▸ **What is required**
Give the number of lines in the entries that contain "있습니까". State only the count.
* Begin Records supplied *
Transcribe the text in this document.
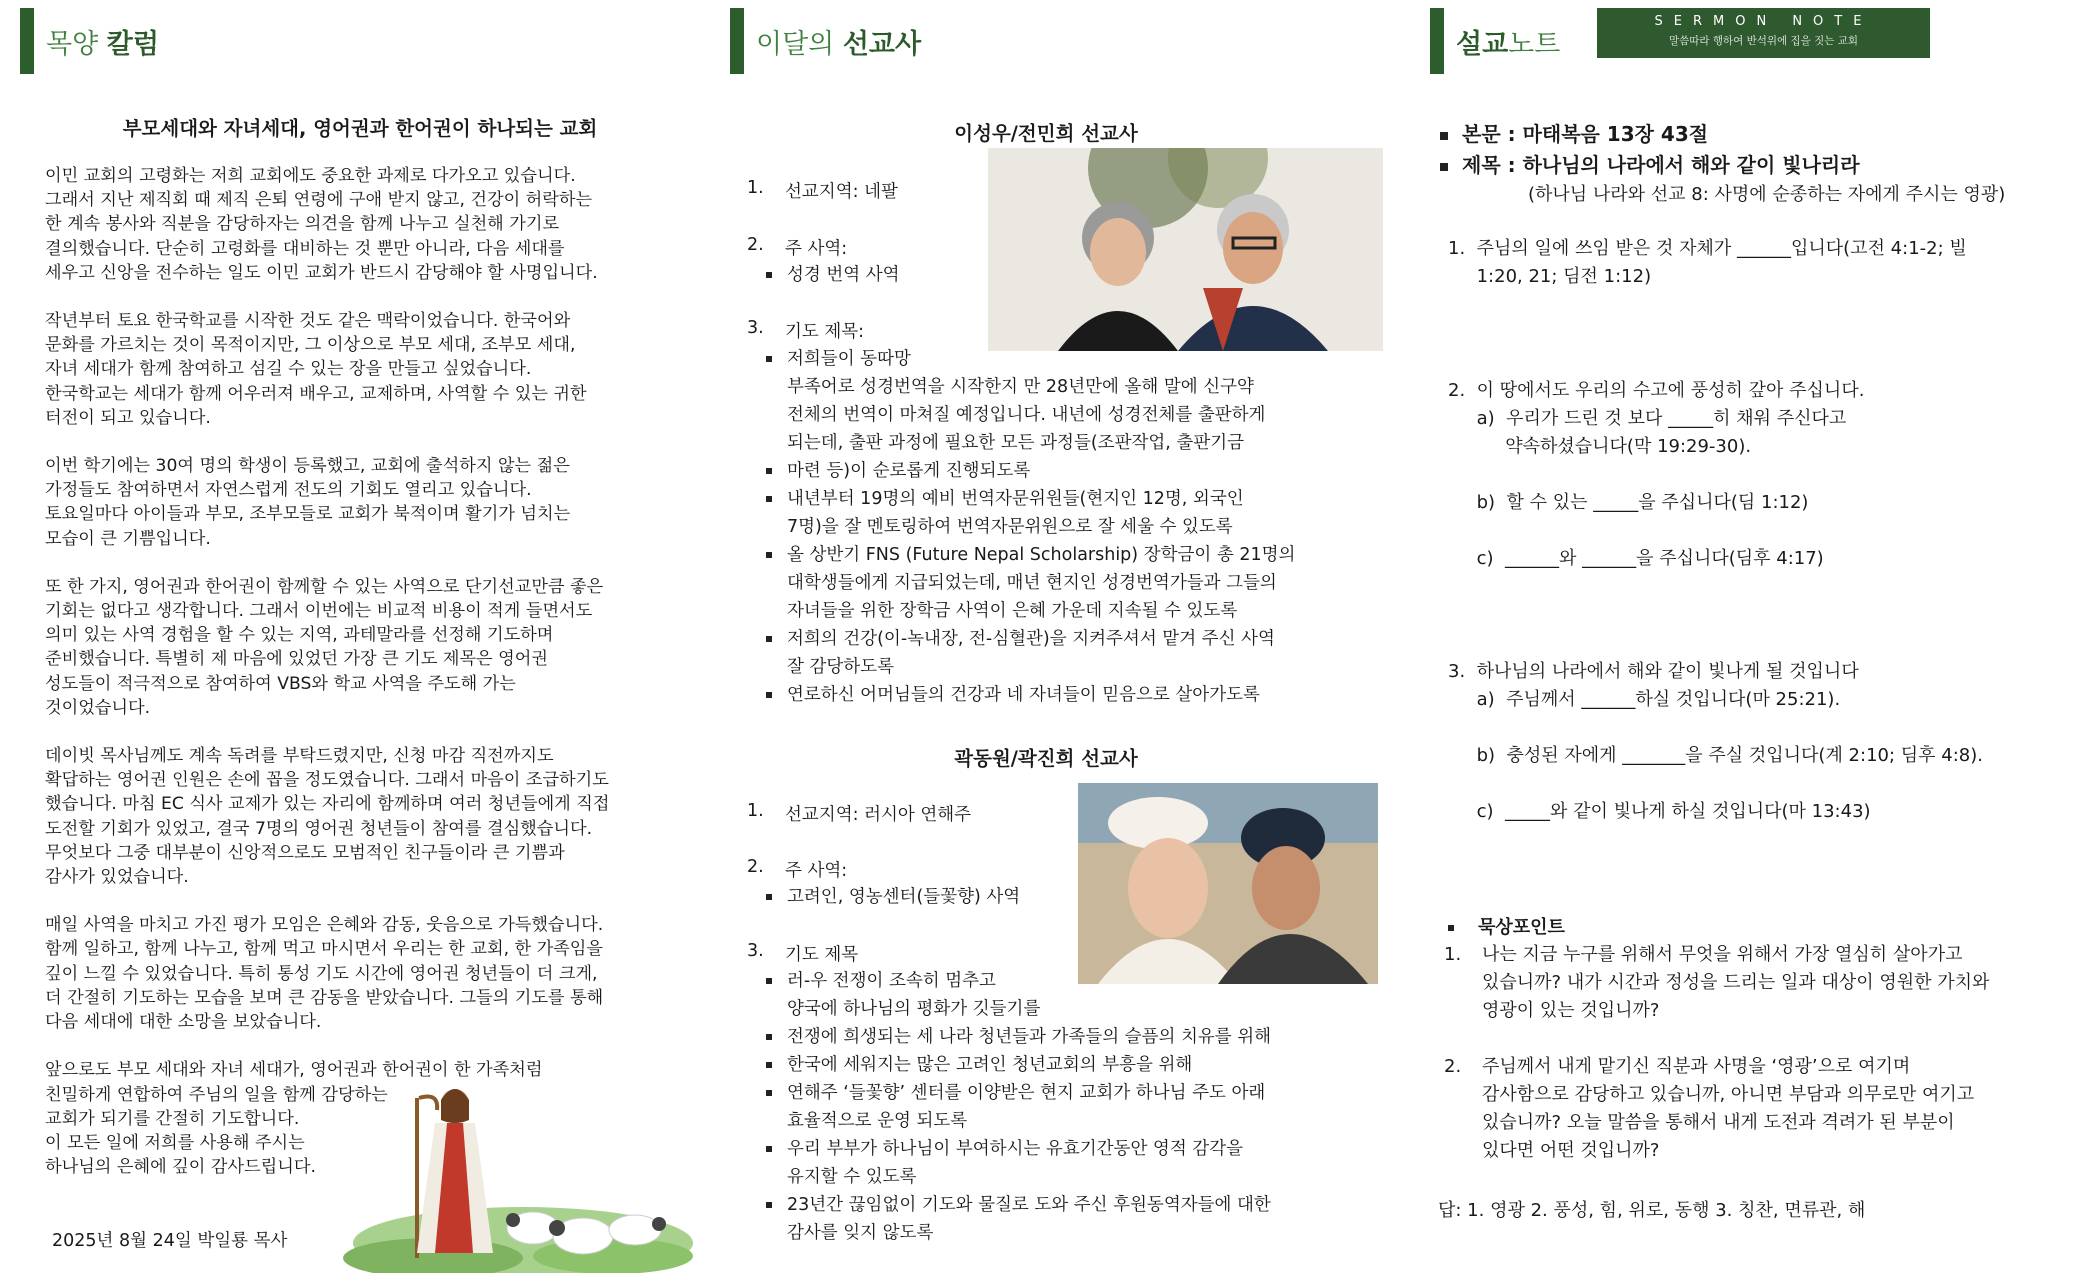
목양 칼럼
부모세대와 자녀세대, 영어권과 한어권이 하나되는 교회
이민 교회의 고령화는 저희 교회에도 중요한 과제로 다가오고 있습니다.
그래서 지난 제직회 때 제직 은퇴 연령에 구애 받지 않고, 건강이 허락하는
한 계속 봉사와 직분을 감당하자는 의견을 함께 나누고 실천해 가기로
결의했습니다. 단순히 고령화를 대비하는 것 뿐만 아니라, 다음 세대를
세우고 신앙을 전수하는 일도 이민 교회가 반드시 감당해야 할 사명입니다.
작년부터 토요 한국학교를 시작한 것도 같은 맥락이었습니다. 한국어와
문화를 가르치는 것이 목적이지만, 그 이상으로 부모 세대, 조부모 세대,
자녀 세대가 함께 참여하고 섬길 수 있는 장을 만들고 싶었습니다.
한국학교는 세대가 함께 어우러져 배우고, 교제하며, 사역할 수 있는 귀한
터전이 되고 있습니다.
이번 학기에는 30여 명의 학생이 등록했고, 교회에 출석하지 않는 젊은
가정들도 참여하면서 자연스럽게 전도의 기회도 열리고 있습니다.
토요일마다 아이들과 부모, 조부모들로 교회가 북적이며 활기가 넘치는
모습이 큰 기쁨입니다.
또 한 가지, 영어권과 한어권이 함께할 수 있는 사역으로 단기선교만큼 좋은
기회는 없다고 생각합니다. 그래서 이번에는 비교적 비용이 적게 들면서도
의미 있는 사역 경험을 할 수 있는 지역, 과테말라를 선정해 기도하며
준비했습니다. 특별히 제 마음에 있었던 가장 큰 기도 제목은 영어권
성도들이 적극적으로 참여하여 VBS와 학교 사역을 주도해 가는
것이었습니다.
데이빗 목사님께도 계속 독려를 부탁드렸지만, 신청 마감 직전까지도
확답하는 영어권 인원은 손에 꼽을 정도였습니다. 그래서 마음이 조급하기도
했습니다. 마침 EC 식사 교제가 있는 자리에 함께하며 여러 청년들에게 직접
도전할 기회가 있었고, 결국 7명의 영어권 청년들이 참여를 결심했습니다.
무엇보다 그중 대부분이 신앙적으로도 모범적인 친구들이라 큰 기쁨과
감사가 있었습니다.
매일 사역을 마치고 가진 평가 모임은 은혜와 감동, 웃음으로 가득했습니다.
함께 일하고, 함께 나누고, 함께 먹고 마시면서 우리는 한 교회, 한 가족임을
깊이 느낄 수 있었습니다. 특히 통성 기도 시간에 영어권 청년들이 더 크게,
더 간절히 기도하는 모습을 보며 큰 감동을 받았습니다. 그들의 기도를 통해
다음 세대에 대한 소망을 보았습니다.
앞으로도 부모 세대와 자녀 세대가, 영어권과 한어권이 한 가족처럼
친밀하게 연합하여 주님의 일을 함께 감당하는
교회가 되기를 간절히 기도합니다.
이 모든 일에 저희를 사용해 주시는
하나님의 은혜에 깊이 감사드립니다.
2025년 8월 24일 박일룡 목사
이달의 선교사
이성우/전민희 선교사
1. 선교지역: 네팔
2. 주 사역:
성경 번역 사역
3. 기도 제목:
저희들이 동따망
부족어로 성경번역을 시작한지 만 28년만에 올해 말에 신구약
전체의 번역이 마쳐질 예정입니다. 내년에 성경전체를 출판하게
되는데, 출판 과정에 필요한 모든 과정들(조판작업, 출판기금
마련 등)이 순로롭게 진행되도록
내년부터 19명의 예비 번역자문위원들(현지인 12명, 외국인
7명)을 잘 멘토링하여 번역자문위원으로 잘 세울 수 있도록
올 상반기 FNS (Future Nepal Scholarship) 장학금이 총 21명의
대학생들에게 지급되었는데, 매년 현지인 성경번역가들과 그들의
자녀들을 위한 장학금 사역이 은혜 가운데 지속될 수 있도록
저희의 건강(이-녹내장, 전-심혈관)을 지켜주셔서 맡겨 주신 사역
잘 감당하도록
연로하신 어머님들의 건강과 네 자녀들이 믿음으로 살아가도록
곽동원/곽진희 선교사
1. 선교지역: 러시아 연해주
2. 주 사역:
고려인, 영농센터(들꽃향) 사역
3. 기도 제목
러-우 전쟁이 조속히 멈추고
양국에 하나님의 평화가 깃들기를
전쟁에 희생되는 세 나라 청년들과 가족들의 슬픔의 치유를 위해
한국에 세워지는 많은 고려인 청년교회의 부흥을 위해
연해주 ‘들꽃향’ 센터를 이양받은 현지 교회가 하나님 주도 아래
효율적으로 운영 되도록
우리 부부가 하나님이 부여하시는 유효기간동안 영적 감각을
유지할 수 있도록
23년간 끊임없이 기도와 물질로 도와 주신 후원동역자들에 대한
감사를 잊지 않도록
설교노트
SERMON NOTE
말씀따라 행하여 반석위에 집을 짓는 교회
본문 : 마태복음 13장 43절
제목 : 하나님의 나라에서 해와 같이 빛나리라
(하나님 나라와 선교 8: 사명에 순종하는 자에게 주시는 영광)
1.  주님의 일에 쓰임 받은 것 자체가 ______입니다(고전 4:1-2; 빌
1:20, 21; 딤전 1:12)
2.  이 땅에서도 우리의 수고에 풍성히 갚아 주십니다.
a)  우리가 드린 것 보다 _____히 채워 주신다고
약속하셨습니다(막 19:29-30).
b)  할 수 있는 _____을 주십니다(딤 1:12)
c)  ______와 ______을 주십니다(딤후 4:17)
3.  하나님의 나라에서 해와 같이 빛나게 될 것입니다
a)  주님께서 ______하실 것입니다(마 25:21).
b)  충성된 자에게 _______을 주실 것입니다(계 2:10; 딤후 4:8).
c)  _____와 같이 빛나게 하실 것입니다(마 13:43)
묵상포인트
1. 나는 지금 누구를 위해서 무엇을 위해서 가장 열심히 살아가고
있습니까? 내가 시간과 정성을 드리는 일과 대상이 영원한 가치와
영광이 있는 것입니까?
2. 주님께서 내게 맡기신 직분과 사명을 ‘영광’으로 여기며
감사함으로 감당하고 있습니까, 아니면 부담과 의무로만 여기고
있습니까? 오늘 말씀을 통해서 내게 도전과 격려가 된 부분이
있다면 어떤 것입니까?
답: 1. 영광 2. 풍성, 힘, 위로, 동행 3. 칭찬, 면류관, 해
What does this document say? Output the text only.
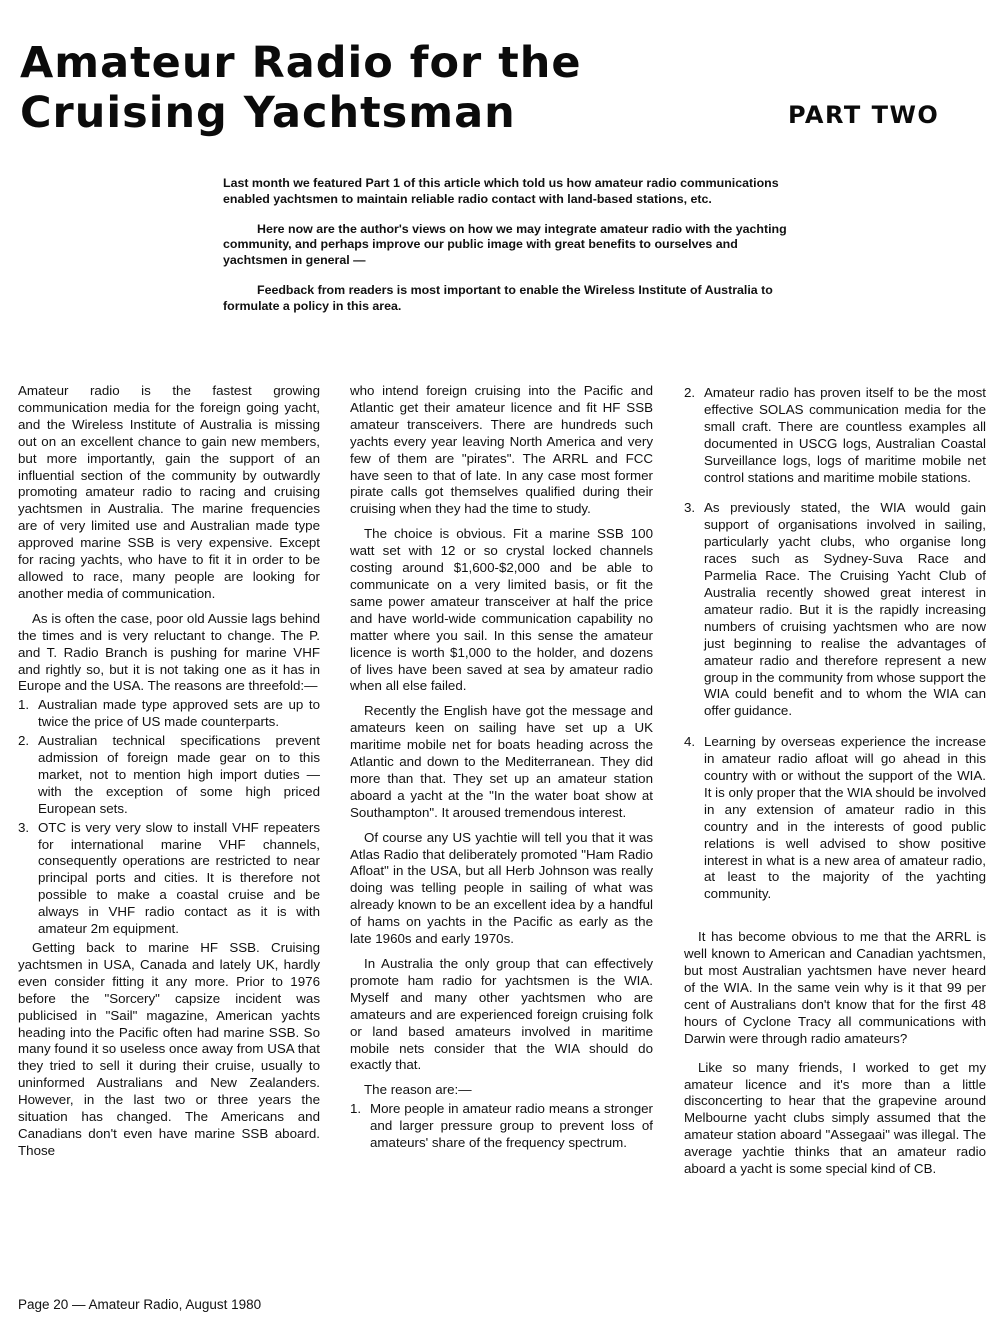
Amateur Radio for the
Cruising Yachtsman	PART TWO

Last month we featured Part 1 of this article which told us how amateur radio communications enabled yachtsmen to maintain reliable radio contact with land-based stations, etc.

Here now are the author's views on how we may integrate amateur radio with the yachting community, and perhaps improve our public image with great benefits to ourselves and yachtsmen in general —

Feedback from readers is most important to enable the Wireless Institute of Australia to formulate a policy in this area.

Amateur radio is the fastest growing communication media for the foreign going yacht, and the Wireless Institute of Australia is missing out on an excellent chance to gain new members, but more importantly, gain the support of an influential section of the community by outwardly promoting amateur radio to racing and cruising yachtsmen in Australia. The marine frequencies are of very limited use and Australian made type approved marine SSB is very expensive. Except for racing yachts, who have to fit it in order to be allowed to race, many people are looking for another media of communication.

As is often the case, poor old Aussie lags behind the times and is very reluctant to change. The P. and T. Radio Branch is pushing for marine VHF and rightly so, but it is not taking one as it has in Europe and the USA. The reasons are threefold:—

1. Australian made type approved sets are up to twice the price of US made counterparts.
2. Australian technical specifications prevent admission of foreign made gear on to this market, not to mention high import duties — with the exception of some high priced European sets.
3. OTC is very very slow to install VHF repeaters for international marine VHF channels, consequently operations are restricted to near principal ports and cities. It is therefore not possible to make a coastal cruise and be always in VHF radio contact as it is with amateur 2m equipment.

Getting back to marine HF SSB. Cruising yachtsmen in USA, Canada and lately UK, hardly even consider fitting it any more. Prior to 1976 before the "Sorcery" capsize incident was publicised in "Sail" magazine, American yachts heading into the Pacific often had marine SSB. So many found it so useless once away from USA that they tried to sell it during their cruise, usually to uninformed Australians and New Zealanders. However, in the last two or three years the situation has changed. The Americans and Canadians don't even have marine SSB aboard. Those

who intend foreign cruising into the Pacific and Atlantic get their amateur licence and fit HF SSB amateur transceivers. There are hundreds such yachts every year leaving North America and very few of them are "pirates". The ARRL and FCC have seen to that of late. In any case most former pirate calls got themselves qualified during their cruising when they had the time to study.

The choice is obvious. Fit a marine SSB 100 watt set with 12 or so crystal locked channels costing around $1,600-$2,000 and be able to communicate on a very limited basis, or fit the same power amateur transceiver at half the price and have world-wide communication capability no matter where you sail. In this sense the amateur licence is worth $1,000 to the holder, and dozens of lives have been saved at sea by amateur radio when all else failed.

Recently the English have got the message and amateurs keen on sailing have set up a UK maritime mobile net for boats heading across the Atlantic and down to the Mediterranean. They did more than that. They set up an amateur station aboard a yacht at the "In the water boat show at Southampton". It aroused tremendous interest.

Of course any US yachtie will tell you that it was Atlas Radio that deliberately promoted "Ham Radio Afloat" in the USA, but all Herb Johnson was really doing was telling people in sailing of what was already known to be an excellent idea by a handful of hams on yachts in the Pacific as early as the late 1960s and early 1970s.

In Australia the only group that can effectively promote ham radio for yachtsmen is the WIA. Myself and many other yachtsmen who are amateurs and are experienced foreign cruising folk or land based amateurs involved in maritime mobile nets consider that the WIA should do exactly that.

The reason are:—

1. More people in amateur radio means a stronger and larger pressure group to prevent loss of amateurs' share of the frequency spectrum.
2. Amateur radio has proven itself to be the most effective SOLAS communication media for the small craft. There are countless examples all documented in USCG logs, Australian Coastal Surveillance logs, logs of maritime mobile net control stations and maritime mobile stations.
3. As previously stated, the WIA would gain support of organisations involved in sailing, particularly yacht clubs, who organise long races such as Sydney-Suva Race and Parmelia Race. The Cruising Yacht Club of Australia recently showed great interest in amateur radio. But it is the rapidly increasing numbers of cruising yachtsmen who are now just beginning to realise the advantages of amateur radio and therefore represent a new group in the community from whose support the WIA could benefit and to whom the WIA can offer guidance.
4. Learning by overseas experience the increase in amateur radio afloat will go ahead in this country with or without the support of the WIA. It is only proper that the WIA should be involved in any extension of amateur radio in this country and in the interests of good public relations is well advised to show positive interest in what is a new area of amateur radio, at least to the majority of the yachting community.

It has become obvious to me that the ARRL is well known to American and Canadian yachtsmen, but most Australian yachtsmen have never heard of the WIA. In the same vein why is it that 99 per cent of Australians don't know that for the first 48 hours of Cyclone Tracy all communications with Darwin were through radio amateurs?

Like so many friends, I worked to get my amateur licence and it's more than a little disconcerting to hear that the grapevine around Melbourne yacht clubs simply assumed that the amateur station aboard "Assegaai" was illegal. The average yachtie thinks that an amateur radio aboard a yacht is some special kind of CB.

Page 20 — Amateur Radio, August 1980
* End Records supplied *
▸ **Written solution**
3